[Dataset entries]
· · · · · · ·

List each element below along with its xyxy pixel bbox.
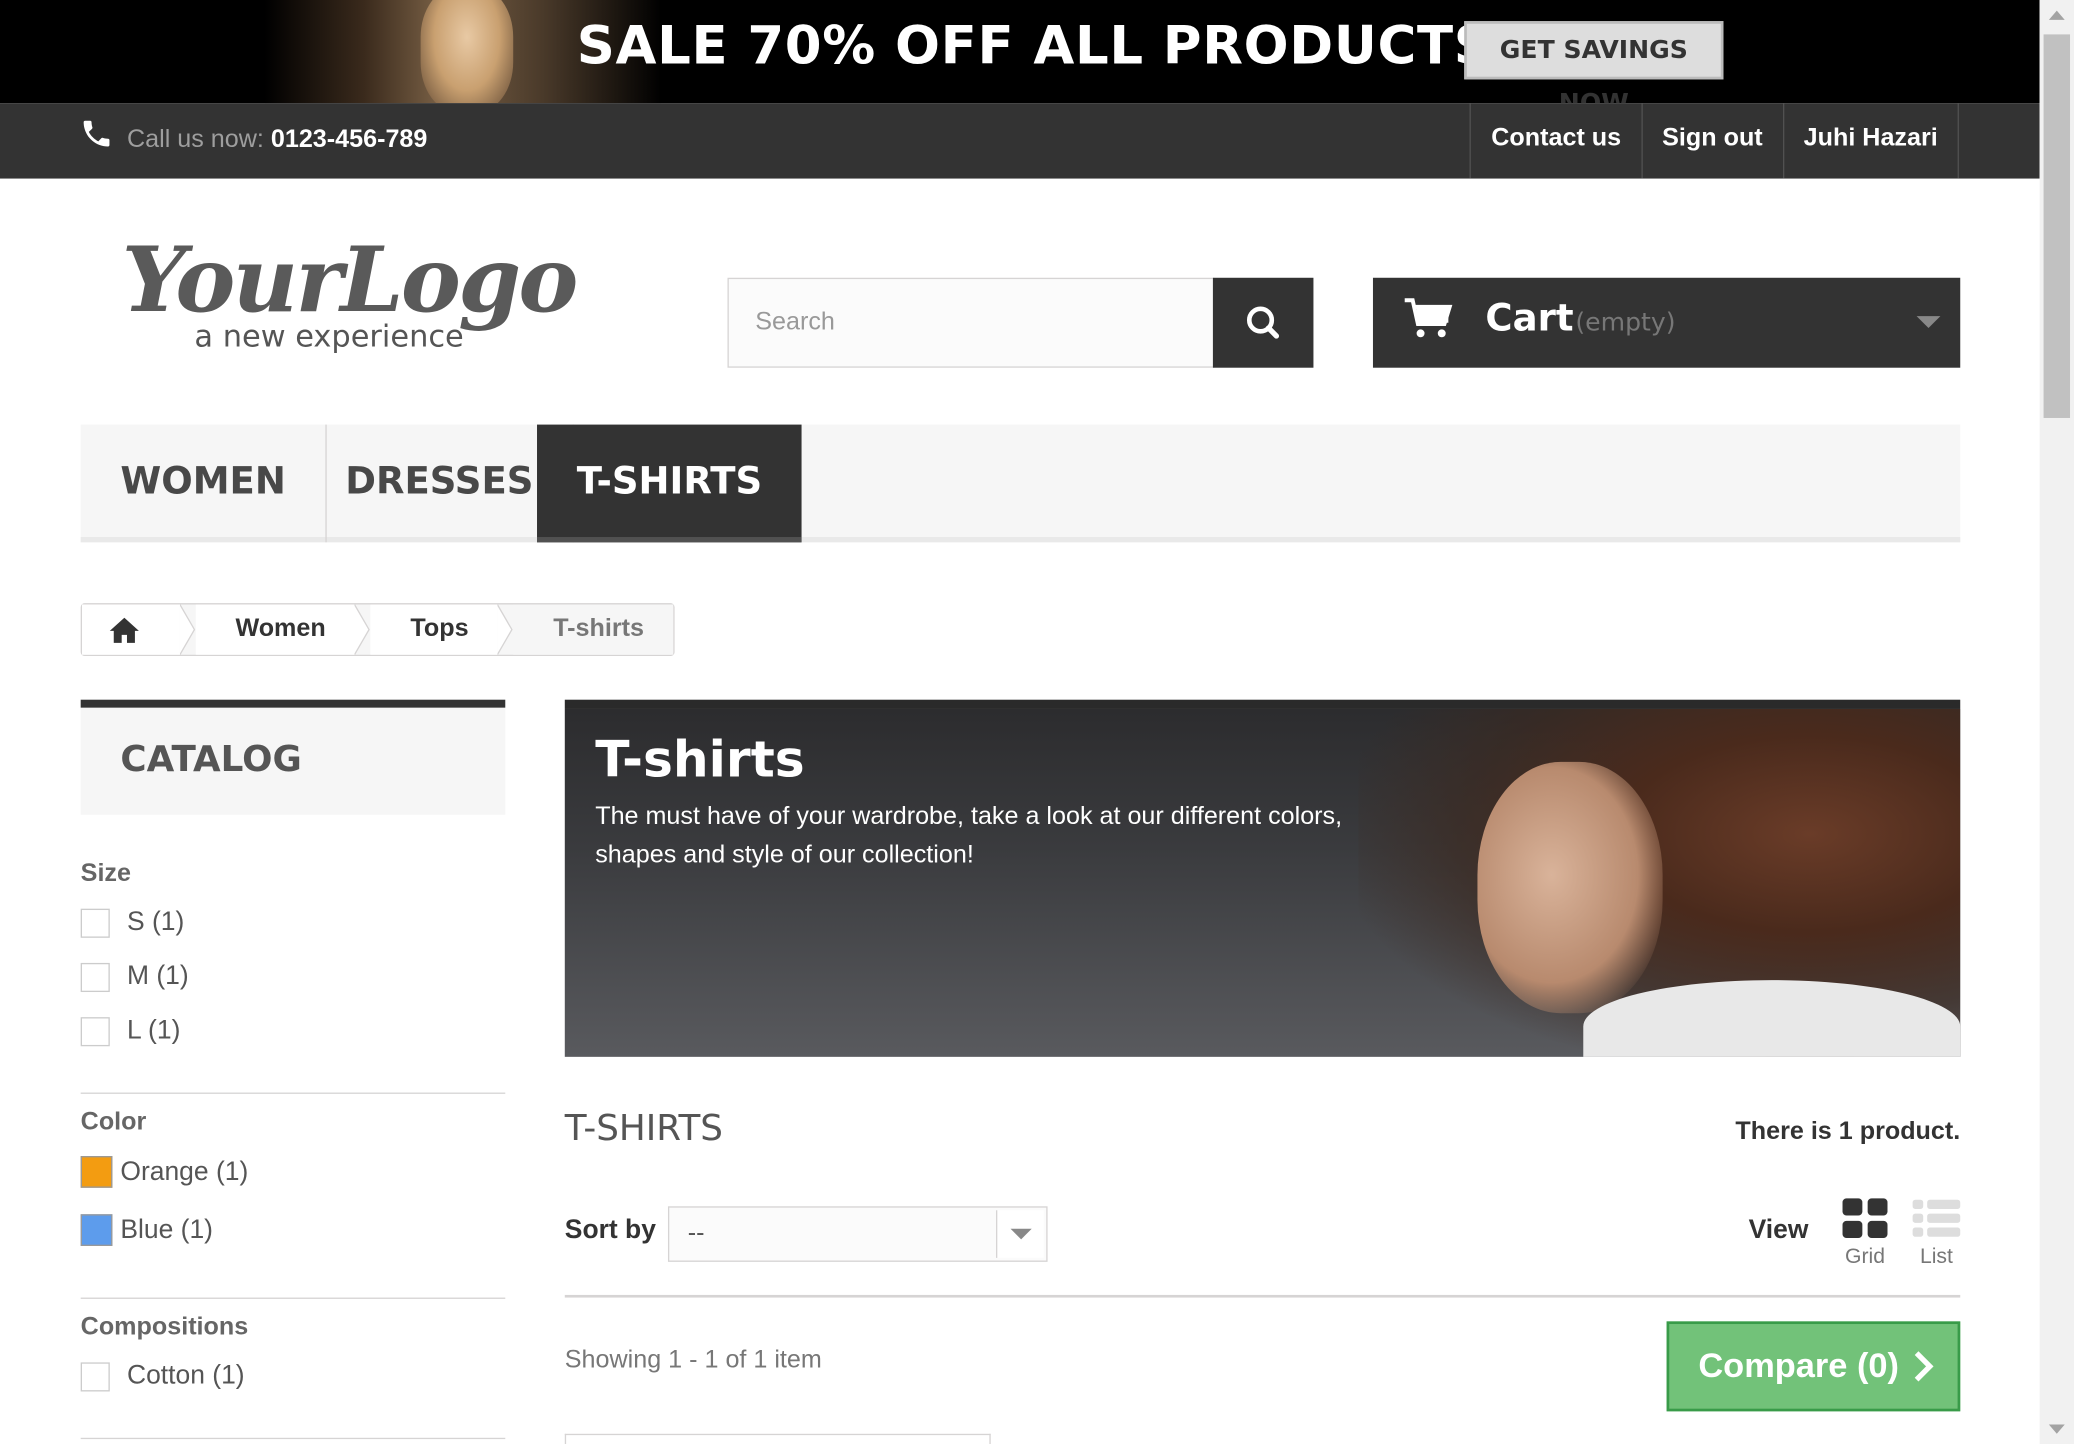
call-us-label: Call us now: — [126, 125, 271, 154]
phone-info: Call us now: 0123-456-789 — [127, 126, 427, 155]
scrollbar-thumb[interactable] — [2043, 34, 2071, 418]
account-name-link[interactable]: Juhi Hazari — [1782, 103, 1959, 179]
sort-select[interactable]: -- — [667, 1206, 1048, 1262]
breadcrumb-current: T-shirts — [513, 604, 674, 655]
account-links: Contact us Sign out Juhi Hazari — [1470, 103, 1959, 179]
filter-label: Cotton (1) — [126, 1361, 245, 1391]
cart-label: Cart — [1485, 296, 1574, 340]
breadcrumb-separator — [354, 604, 371, 655]
menu-item-dresses[interactable]: DRESSES — [306, 424, 575, 543]
logo-tagline: a new experience — [194, 320, 463, 355]
grid-icon — [1842, 1198, 1888, 1239]
sort-dropdown-toggle[interactable] — [995, 1210, 1044, 1258]
view-grid-button[interactable]: Grid — [1841, 1197, 1889, 1270]
phone-icon — [83, 120, 110, 147]
banner-model-image — [420, 0, 514, 104]
color-swatch-orange[interactable] — [80, 1156, 113, 1188]
scroll-down-arrow[interactable] — [2048, 1424, 2065, 1434]
product-card[interactable] — [564, 1433, 991, 1444]
filter-color-heading: Color — [80, 1108, 147, 1137]
scroll-up-arrow[interactable] — [2048, 10, 2065, 20]
get-savings-button[interactable]: GET SAVINGS NOW — [1464, 21, 1724, 103]
home-icon — [109, 617, 139, 643]
filter-divider — [80, 1437, 506, 1440]
category-title: T-shirts — [595, 730, 805, 789]
search-input[interactable]: Search — [727, 277, 1215, 368]
chevron-down-icon — [1010, 1228, 1032, 1240]
top-nav-bar: Call us now: 0123-456-789 Contact us Sig… — [0, 103, 2040, 179]
compare-label: Compare (0) — [1698, 1345, 1900, 1385]
promo-banner[interactable]: SALE 70% OFF ALL PRODUCTS GET SAVINGS NO… — [0, 0, 2040, 104]
filter-label: Orange (1) — [120, 1156, 249, 1186]
logo-text: YourLogo — [122, 228, 577, 333]
checkbox[interactable] — [80, 1361, 110, 1391]
contact-us-link[interactable]: Contact us — [1470, 103, 1641, 179]
filter-color-orange[interactable]: Orange (1) — [80, 1156, 249, 1188]
view-grid-label: Grid — [1845, 1245, 1885, 1269]
view-label: View — [1748, 1215, 1809, 1245]
chevron-right-icon — [1914, 1351, 1934, 1382]
filter-color-blue[interactable]: Blue (1) — [80, 1214, 213, 1246]
sort-value: -- — [687, 1219, 705, 1248]
pagination-summary: Showing 1 - 1 of 1 item — [564, 1346, 822, 1375]
page-title: T-SHIRTS — [564, 1108, 723, 1150]
sign-out-link[interactable]: Sign out — [1640, 103, 1783, 179]
view-list-button[interactable]: List — [1911, 1197, 1961, 1270]
filter-composition-cotton[interactable]: Cotton (1) — [80, 1361, 245, 1391]
checkbox[interactable] — [80, 1016, 110, 1046]
filter-label: M (1) — [126, 961, 189, 991]
menu-item-tshirts[interactable]: T-SHIRTS — [537, 424, 802, 543]
filter-size-heading: Size — [80, 859, 131, 888]
breadcrumb-women[interactable]: Women — [195, 604, 355, 655]
breadcrumb: Women Tops T-shirts — [80, 603, 675, 657]
phone-number: 0123-456-789 — [270, 125, 428, 154]
breadcrumb-separator — [179, 604, 196, 655]
filter-size-s[interactable]: S (1) — [80, 907, 185, 938]
site-logo[interactable]: YourLogo a new experience — [122, 218, 598, 363]
sort-label: Sort by — [564, 1215, 656, 1245]
category-description: The must have of your wardrobe, take a l… — [595, 802, 1343, 870]
checkbox[interactable] — [80, 962, 110, 992]
search-icon — [1246, 306, 1280, 339]
listing-divider — [564, 1294, 1961, 1298]
chevron-down-icon — [1916, 316, 1941, 329]
banner-headline: SALE 70% OFF ALL PRODUCTS — [576, 15, 1493, 77]
checkbox[interactable] — [80, 908, 110, 938]
breadcrumb-home[interactable] — [82, 604, 180, 655]
compare-button[interactable]: Compare (0) — [1666, 1321, 1961, 1412]
catalog-title: CATALOG — [120, 739, 302, 781]
search-button[interactable] — [1212, 277, 1314, 368]
filter-divider — [80, 1297, 506, 1299]
view-list-label: List — [1919, 1245, 1953, 1269]
breadcrumb-tops[interactable]: Tops — [370, 604, 498, 655]
category-banner: T-shirts The must have of your wardrobe,… — [564, 699, 1961, 1057]
cart-icon — [1404, 298, 1453, 338]
filter-label: L (1) — [126, 1015, 181, 1045]
filter-size-m[interactable]: M (1) — [80, 961, 189, 992]
main-menu: WOMEN DRESSES T-SHIRTS — [80, 424, 1961, 543]
cart-status: (empty) — [1575, 308, 1676, 338]
product-count: There is 1 product. — [1735, 1117, 1961, 1146]
filter-size-l[interactable]: L (1) — [80, 1015, 181, 1046]
menu-item-women[interactable]: WOMEN — [81, 424, 327, 543]
cart-dropdown[interactable]: Cart (empty) — [1372, 277, 1961, 368]
list-icon — [1912, 1199, 1961, 1237]
filter-compositions-heading: Compositions — [80, 1313, 249, 1342]
breadcrumb-separator — [497, 604, 513, 655]
catalog-block: CATALOG — [80, 699, 506, 815]
color-swatch-blue[interactable] — [80, 1214, 113, 1246]
page-scrollbar[interactable] — [2039, 0, 2074, 1444]
filter-label: Blue (1) — [120, 1214, 213, 1244]
category-image-model — [1477, 761, 1663, 1014]
filter-label: S (1) — [126, 907, 185, 937]
filter-divider — [80, 1092, 506, 1094]
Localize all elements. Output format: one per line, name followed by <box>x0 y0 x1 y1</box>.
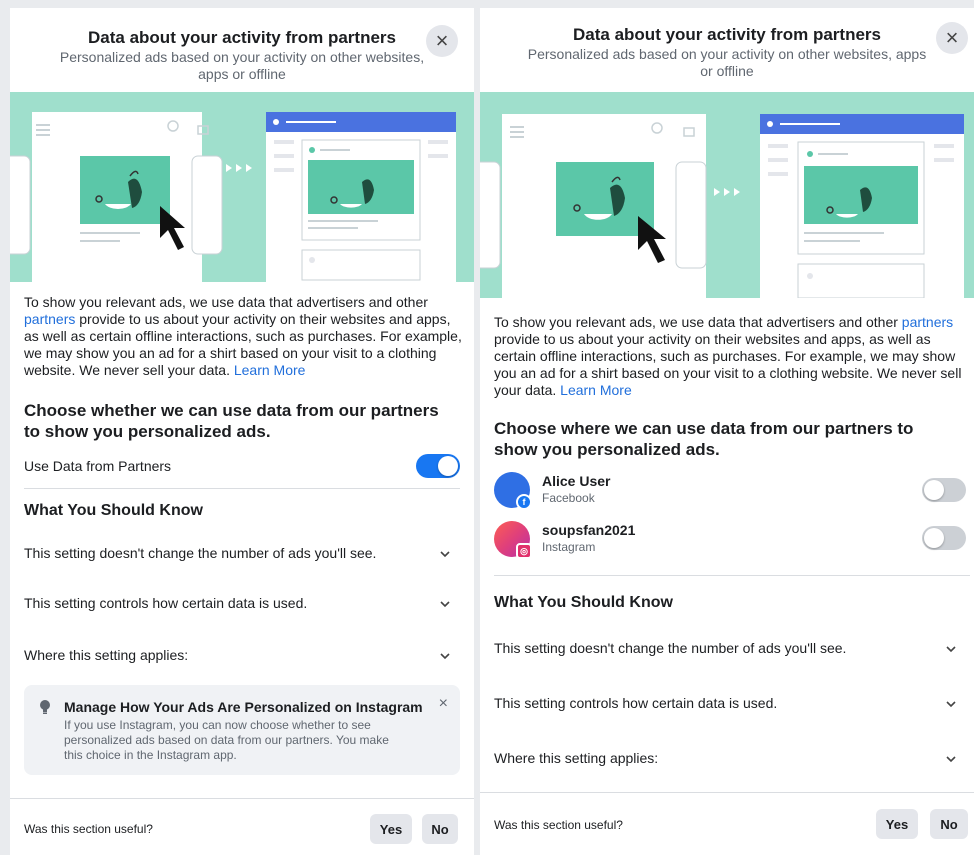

· · · · · · ·

Task prompt
Copy out every item above word for word, leaving out the pictures.

Solution to this problem
List each element below along with its xyxy pixel bbox.
call-us-label: Call us now: — [126, 125, 271, 154]
phone-info: Call us now: 0123-456-789 — [127, 126, 427, 155]
scrollbar-thumb[interactable] — [2043, 34, 2071, 418]
account-name-link[interactable]: Juhi Hazari — [1782, 103, 1959, 179]
sort-select[interactable]: -- — [667, 1206, 1048, 1262]
breadcrumb-current: T-shirts — [513, 604, 674, 655]
account-links: Contact us Sign out Juhi Hazari — [1470, 103, 1959, 179]
filter-label: Cotton (1) — [126, 1361, 245, 1391]
cart-label: Cart — [1485, 296, 1574, 340]
breadcrumb-separator — [354, 604, 371, 655]
menu-item-dresses[interactable]: DRESSES — [306, 424, 575, 543]
logo-tagline: a new experience — [194, 320, 463, 355]
grid-icon — [1842, 1198, 1888, 1239]
sort-dropdown-toggle[interactable] — [995, 1210, 1044, 1258]
view-grid-button[interactable]: Grid — [1841, 1197, 1889, 1270]
phone-icon — [83, 120, 110, 147]
banner-model-image — [420, 0, 514, 104]
color-swatch-orange[interactable] — [80, 1156, 113, 1188]
scroll-down-arrow[interactable] — [2048, 1424, 2065, 1434]
product-card[interactable] — [564, 1433, 991, 1444]
filter-color-heading: Color — [80, 1108, 147, 1137]
scroll-up-arrow[interactable] — [2048, 10, 2065, 20]
get-savings-button[interactable]: GET SAVINGS NOW — [1464, 21, 1724, 103]
home-icon — [109, 617, 139, 643]
filter-divider — [80, 1437, 506, 1440]
category-title: T-shirts — [595, 730, 805, 789]
search-input[interactable]: Search — [727, 277, 1215, 368]
chevron-down-icon — [1010, 1228, 1032, 1240]
top-nav-bar: Call us now: 0123-456-789 Contact us Sig… — [0, 103, 2040, 179]
compare-label: Compare (0) — [1698, 1345, 1900, 1385]
promo-banner[interactable]: SALE 70% OFF ALL PRODUCTS GET SAVINGS NO… — [0, 0, 2040, 104]
filter-label: Orange (1) — [120, 1156, 249, 1186]
logo-text: YourLogo — [122, 228, 577, 333]
checkbox[interactable] — [80, 1361, 110, 1391]
contact-us-link[interactable]: Contact us — [1470, 103, 1641, 179]
filter-color-orange[interactable]: Orange (1) — [80, 1156, 249, 1188]
view-grid-label: Grid — [1845, 1245, 1885, 1269]
view-label: View — [1748, 1215, 1809, 1245]
chevron-right-icon — [1914, 1351, 1934, 1382]
filter-color-blue[interactable]: Blue (1) — [80, 1214, 213, 1246]
sort-value: -- — [687, 1219, 705, 1248]
pagination-summary: Showing 1 - 1 of 1 item — [564, 1346, 822, 1375]
page-title: T-SHIRTS — [564, 1108, 723, 1150]
sign-out-link[interactable]: Sign out — [1640, 103, 1783, 179]
view-list-button[interactable]: List — [1911, 1197, 1961, 1270]
filter-composition-cotton[interactable]: Cotton (1) — [80, 1361, 245, 1391]
checkbox[interactable] — [80, 1016, 110, 1046]
filter-label: M (1) — [126, 961, 189, 991]
menu-item-tshirts[interactable]: T-SHIRTS — [537, 424, 802, 543]
filter-size-heading: Size — [80, 859, 131, 888]
breadcrumb-women[interactable]: Women — [195, 604, 355, 655]
breadcrumb: Women Tops T-shirts — [80, 603, 675, 657]
phone-number: 0123-456-789 — [270, 125, 428, 154]
breadcrumb-separator — [179, 604, 196, 655]
filter-size-s[interactable]: S (1) — [80, 907, 185, 938]
site-logo[interactable]: YourLogo a new experience — [122, 218, 598, 363]
sort-label: Sort by — [564, 1215, 656, 1245]
category-description: The must have of your wardrobe, take a l… — [595, 802, 1343, 870]
checkbox[interactable] — [80, 962, 110, 992]
search-icon — [1246, 306, 1280, 339]
listing-divider — [564, 1294, 1961, 1298]
chevron-down-icon — [1916, 316, 1941, 329]
banner-headline: SALE 70% OFF ALL PRODUCTS — [576, 15, 1493, 77]
checkbox[interactable] — [80, 908, 110, 938]
breadcrumb-home[interactable] — [82, 604, 180, 655]
compare-button[interactable]: Compare (0) — [1666, 1321, 1961, 1412]
catalog-title: CATALOG — [120, 739, 302, 781]
search-button[interactable] — [1212, 277, 1314, 368]
filter-divider — [80, 1297, 506, 1299]
view-list-label: List — [1919, 1245, 1953, 1269]
breadcrumb-tops[interactable]: Tops — [370, 604, 498, 655]
category-banner: T-shirts The must have of your wardrobe,… — [564, 699, 1961, 1057]
cart-icon — [1404, 298, 1453, 338]
filter-label: L (1) — [126, 1015, 181, 1045]
filter-size-m[interactable]: M (1) — [80, 961, 189, 992]
main-menu: WOMEN DRESSES T-SHIRTS — [80, 424, 1961, 543]
cart-status: (empty) — [1575, 308, 1676, 338]
product-count: There is 1 product. — [1735, 1117, 1961, 1146]
filter-size-l[interactable]: L (1) — [80, 1015, 181, 1046]
menu-item-women[interactable]: WOMEN — [81, 424, 327, 543]
cart-dropdown[interactable]: Cart (empty) — [1372, 277, 1961, 368]
list-icon — [1912, 1199, 1961, 1237]
filter-compositions-heading: Compositions — [80, 1313, 249, 1342]
breadcrumb-separator — [497, 604, 513, 655]
catalog-block: CATALOG — [80, 699, 506, 815]
color-swatch-blue[interactable] — [80, 1214, 113, 1246]
page-scrollbar[interactable] — [2039, 0, 2074, 1444]
filter-label: Blue (1) — [120, 1214, 213, 1244]
category-image-model — [1477, 761, 1663, 1014]
filter-label: S (1) — [126, 907, 185, 937]
filter-divider — [80, 1092, 506, 1094]
Localize all elements. Output format: one per line, name followed by <box>x0 y0 x1 y1</box>.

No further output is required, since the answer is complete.